*EXERCISE*: Set down the material once more, exactly as it appears.
[start]
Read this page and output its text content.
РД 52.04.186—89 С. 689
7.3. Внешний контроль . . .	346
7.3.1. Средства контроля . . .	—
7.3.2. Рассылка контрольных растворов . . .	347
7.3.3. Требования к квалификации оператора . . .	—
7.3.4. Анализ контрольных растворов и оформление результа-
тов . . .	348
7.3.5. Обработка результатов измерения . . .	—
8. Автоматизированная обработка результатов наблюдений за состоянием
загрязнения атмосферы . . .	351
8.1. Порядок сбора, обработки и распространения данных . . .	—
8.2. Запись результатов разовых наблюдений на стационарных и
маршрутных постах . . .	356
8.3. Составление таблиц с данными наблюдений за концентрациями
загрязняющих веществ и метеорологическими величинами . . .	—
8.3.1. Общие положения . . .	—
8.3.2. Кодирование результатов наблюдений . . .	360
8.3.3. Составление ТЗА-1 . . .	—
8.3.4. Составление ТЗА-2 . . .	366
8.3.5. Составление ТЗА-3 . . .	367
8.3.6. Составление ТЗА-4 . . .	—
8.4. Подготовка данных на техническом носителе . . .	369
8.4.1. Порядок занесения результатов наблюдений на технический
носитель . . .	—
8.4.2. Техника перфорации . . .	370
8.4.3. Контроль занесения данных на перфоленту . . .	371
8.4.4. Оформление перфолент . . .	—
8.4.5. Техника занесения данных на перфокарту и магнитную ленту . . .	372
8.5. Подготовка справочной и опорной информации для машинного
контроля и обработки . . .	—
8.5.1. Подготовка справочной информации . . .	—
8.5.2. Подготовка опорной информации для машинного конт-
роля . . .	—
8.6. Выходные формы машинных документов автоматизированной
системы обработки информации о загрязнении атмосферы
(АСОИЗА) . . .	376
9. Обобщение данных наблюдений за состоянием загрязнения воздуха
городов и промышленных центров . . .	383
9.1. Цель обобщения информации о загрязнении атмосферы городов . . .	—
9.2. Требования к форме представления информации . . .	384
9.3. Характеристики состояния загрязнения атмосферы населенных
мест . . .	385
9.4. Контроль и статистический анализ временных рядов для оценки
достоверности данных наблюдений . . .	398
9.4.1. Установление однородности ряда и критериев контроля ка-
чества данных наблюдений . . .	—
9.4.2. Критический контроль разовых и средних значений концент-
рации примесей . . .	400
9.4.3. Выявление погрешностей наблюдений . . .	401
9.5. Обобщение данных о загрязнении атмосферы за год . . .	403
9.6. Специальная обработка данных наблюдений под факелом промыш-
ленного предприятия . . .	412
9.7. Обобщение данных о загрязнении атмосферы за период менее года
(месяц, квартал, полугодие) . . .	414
[end]
*FULL SOLUTION*:
Read this page and output its text content.
РД 52.04.186—89 С. 689
7.3. Внешний контроль . . .	346
7.3.1. Средства контроля . . .	—
7.3.2. Рассылка контрольных растворов . . .	347
7.3.3. Требования к квалификации оператора . . .	—
7.3.4. Анализ контрольных растворов и оформление результа-
тов . . .	348
7.3.5. Обработка результатов измерения . . .	—
8. Автоматизированная обработка результатов наблюдений за состоянием
загрязнения атмосферы . . .	351
8.1. Порядок сбора, обработки и распространения данных . . .	—
8.2. Запись результатов разовых наблюдений на стационарных и
маршрутных постах . . .	356
8.3. Составление таблиц с данными наблюдений за концентрациями
загрязняющих веществ и метеорологическими величинами . . .	—
8.3.1. Общие положения . . .	—
8.3.2. Кодирование результатов наблюдений . . .	360
8.3.3. Составление ТЗА-1 . . .	—
8.3.4. Составление ТЗА-2 . . .	366
8.3.5. Составление ТЗА-3 . . .	367
8.3.6. Составление ТЗА-4 . . .	—
8.4. Подготовка данных на техническом носителе . . .	369
8.4.1. Порядок занесения результатов наблюдений на технический
носитель . . .	—
8.4.2. Техника перфорации . . .	370
8.4.3. Контроль занесения данных на перфоленту . . .	371
8.4.4. Оформление перфолент . . .	—
8.4.5. Техника занесения данных на перфокарту и магнитную ленту . . .	372
8.5. Подготовка справочной и опорной информации для машинного
контроля и обработки . . .	—
8.5.1. Подготовка справочной информации . . .	—
8.5.2. Подготовка опорной информации для машинного конт-
роля . . .	—
8.6. Выходные формы машинных документов автоматизированной
системы обработки информации о загрязнении атмосферы
(АСОИЗА) . . .	376
9. Обобщение данных наблюдений за состоянием загрязнения воздуха
городов и промышленных центров . . .	383
9.1. Цель обобщения информации о загрязнении атмосферы городов . . .	—
9.2. Требования к форме представления информации . . .	384
9.3. Характеристики состояния загрязнения атмосферы населенных
мест . . .	385
9.4. Контроль и статистический анализ временных рядов для оценки
достоверности данных наблюдений . . .	398
9.4.1. Установление однородности ряда и критериев контроля ка-
чества данных наблюдений . . .	—
9.4.2. Критический контроль разовых и средних значений концент-
рации примесей . . .	400
9.4.3. Выявление погрешностей наблюдений . . .	401
9.5. Обобщение данных о загрязнении атмосферы за год . . .	403
9.6. Специальная обработка данных наблюдений под факелом промыш-
ленного предприятия . . .	412
9.7. Обобщение данных о загрязнении атмосферы за период менее года
(месяц, квартал, полугодие) . . .	414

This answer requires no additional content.